### Stored records
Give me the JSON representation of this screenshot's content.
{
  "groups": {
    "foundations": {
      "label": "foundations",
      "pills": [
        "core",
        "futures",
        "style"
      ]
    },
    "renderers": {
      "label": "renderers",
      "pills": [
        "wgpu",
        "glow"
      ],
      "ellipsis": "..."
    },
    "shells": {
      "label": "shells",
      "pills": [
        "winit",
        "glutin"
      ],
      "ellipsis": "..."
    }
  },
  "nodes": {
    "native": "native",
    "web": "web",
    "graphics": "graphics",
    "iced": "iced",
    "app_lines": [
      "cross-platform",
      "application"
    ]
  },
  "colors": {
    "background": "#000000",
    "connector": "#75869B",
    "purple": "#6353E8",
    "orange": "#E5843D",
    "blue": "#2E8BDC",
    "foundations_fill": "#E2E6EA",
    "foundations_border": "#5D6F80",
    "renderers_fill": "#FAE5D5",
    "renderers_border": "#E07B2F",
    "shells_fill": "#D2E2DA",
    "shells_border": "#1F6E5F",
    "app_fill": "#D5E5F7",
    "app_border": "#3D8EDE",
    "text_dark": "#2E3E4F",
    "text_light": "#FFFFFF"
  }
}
* * *
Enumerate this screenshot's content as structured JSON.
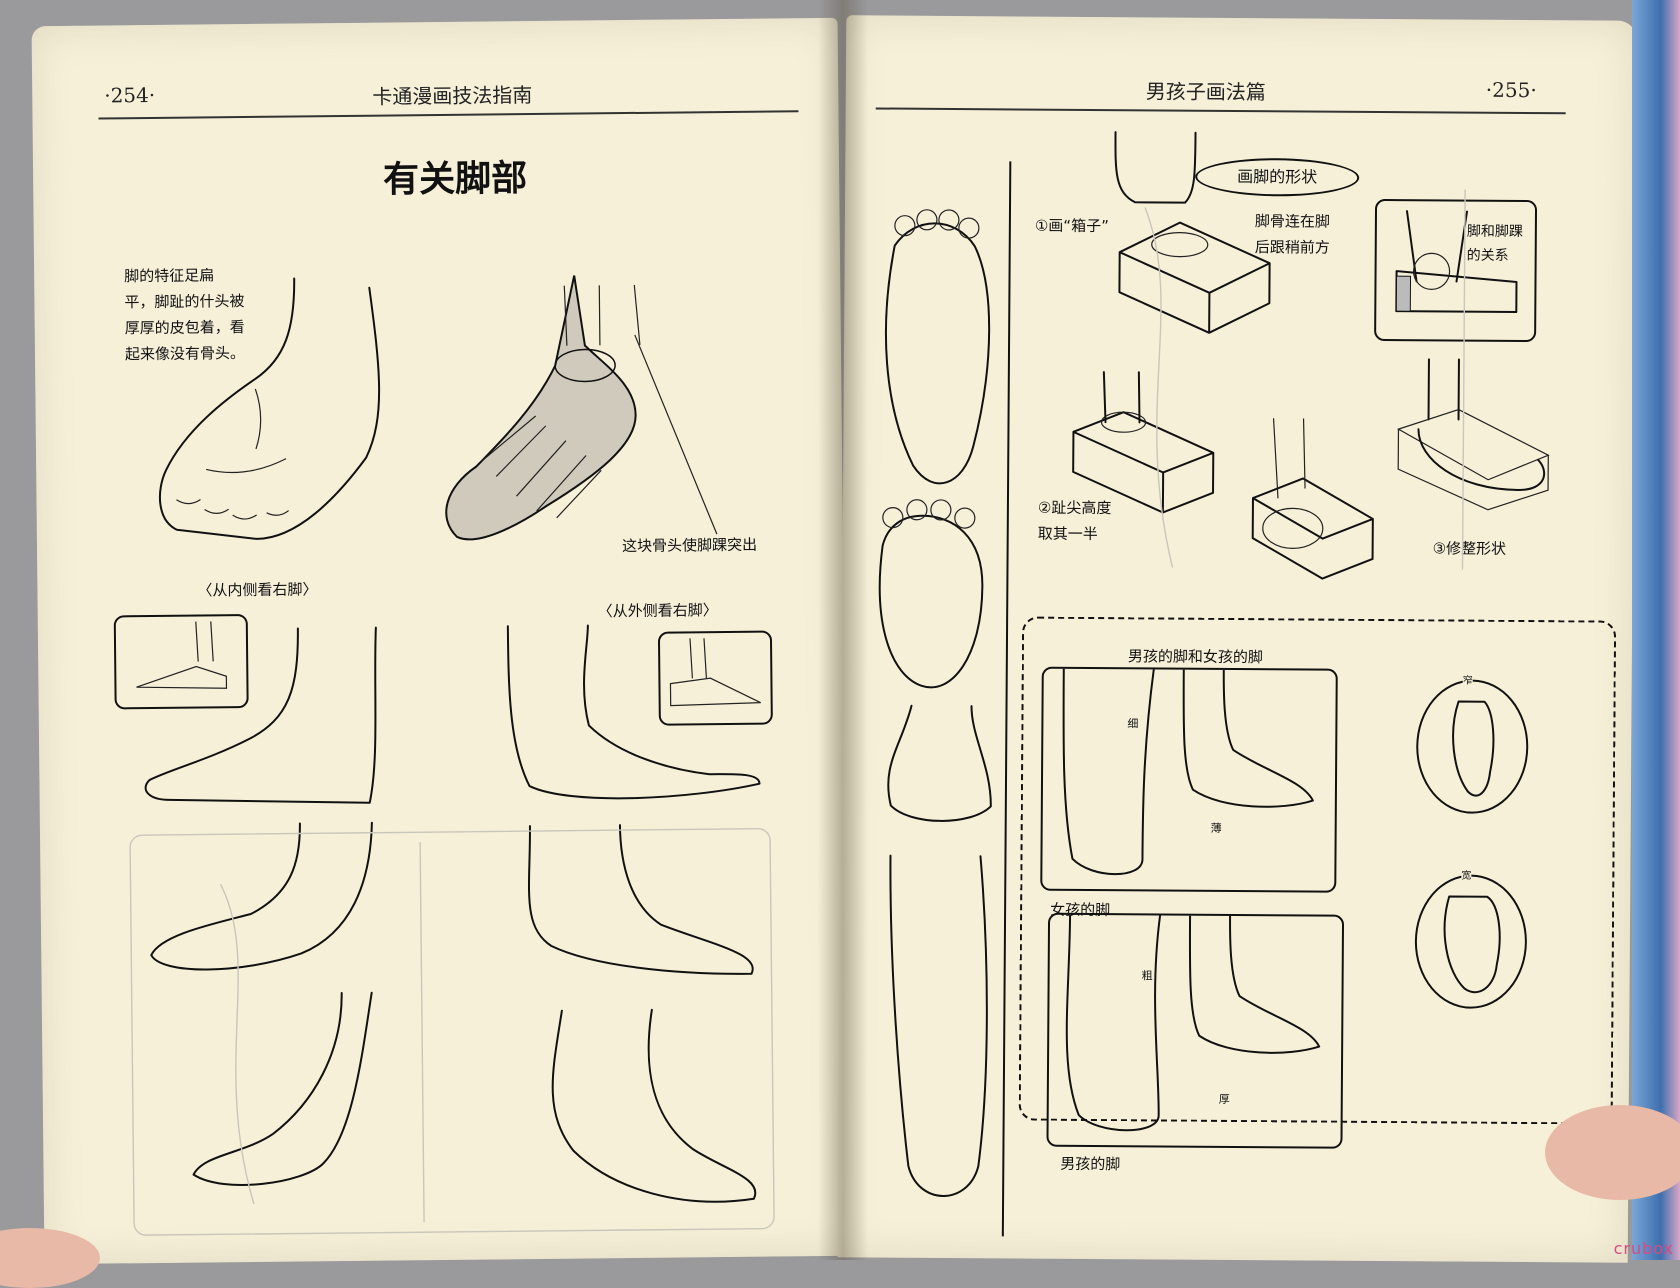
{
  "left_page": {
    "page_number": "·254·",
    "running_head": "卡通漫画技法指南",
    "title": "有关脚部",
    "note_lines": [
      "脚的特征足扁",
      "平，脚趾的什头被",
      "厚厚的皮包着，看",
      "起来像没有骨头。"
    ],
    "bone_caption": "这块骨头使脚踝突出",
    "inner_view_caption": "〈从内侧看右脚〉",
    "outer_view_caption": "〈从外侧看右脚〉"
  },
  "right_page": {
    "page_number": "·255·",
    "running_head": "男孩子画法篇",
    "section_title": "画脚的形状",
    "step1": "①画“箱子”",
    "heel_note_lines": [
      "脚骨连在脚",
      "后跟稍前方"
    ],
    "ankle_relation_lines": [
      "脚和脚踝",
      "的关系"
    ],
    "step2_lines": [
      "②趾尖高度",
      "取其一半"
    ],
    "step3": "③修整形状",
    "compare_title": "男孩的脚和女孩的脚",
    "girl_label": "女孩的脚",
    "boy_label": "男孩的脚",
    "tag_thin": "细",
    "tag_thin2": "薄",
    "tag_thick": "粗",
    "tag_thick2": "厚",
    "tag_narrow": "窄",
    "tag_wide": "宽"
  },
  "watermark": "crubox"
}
--
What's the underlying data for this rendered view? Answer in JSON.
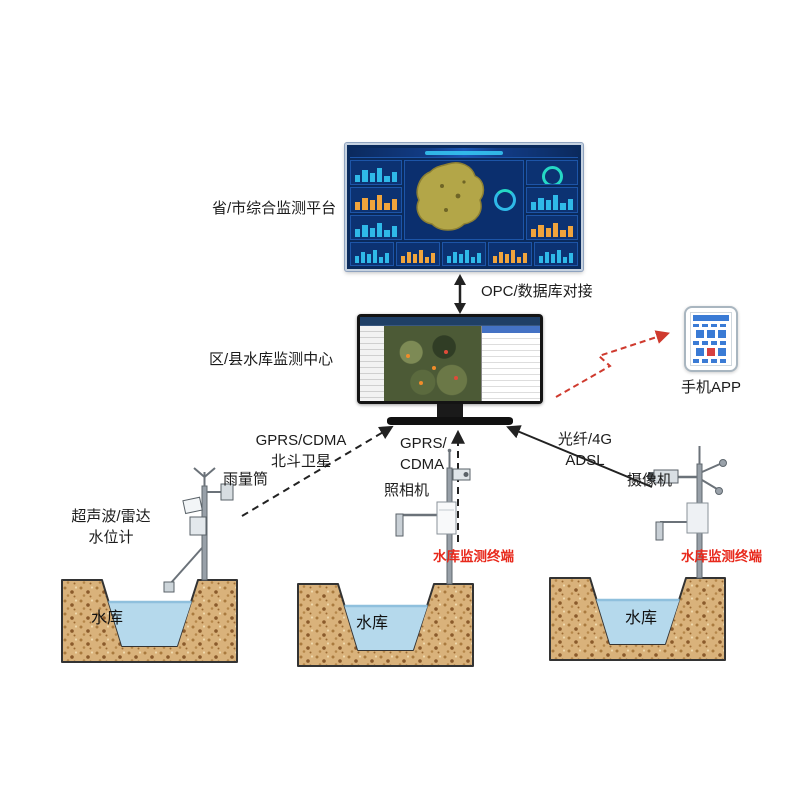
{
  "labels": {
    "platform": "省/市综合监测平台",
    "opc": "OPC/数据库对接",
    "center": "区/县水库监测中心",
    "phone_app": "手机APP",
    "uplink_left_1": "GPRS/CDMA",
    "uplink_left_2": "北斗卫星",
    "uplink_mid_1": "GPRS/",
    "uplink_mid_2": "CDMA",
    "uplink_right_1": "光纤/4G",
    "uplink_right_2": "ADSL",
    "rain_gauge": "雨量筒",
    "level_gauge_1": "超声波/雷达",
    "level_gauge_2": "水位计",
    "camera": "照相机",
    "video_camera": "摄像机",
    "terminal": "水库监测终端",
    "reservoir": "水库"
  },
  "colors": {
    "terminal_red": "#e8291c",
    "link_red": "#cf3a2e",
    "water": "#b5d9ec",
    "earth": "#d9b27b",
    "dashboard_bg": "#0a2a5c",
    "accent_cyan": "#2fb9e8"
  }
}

### Direction
Report back each line of the entries that holds the string "screenshot".

### Full answer
Give me the JSON representation of this screenshot's content.
Enumerate this screenshot's content as structured JSON.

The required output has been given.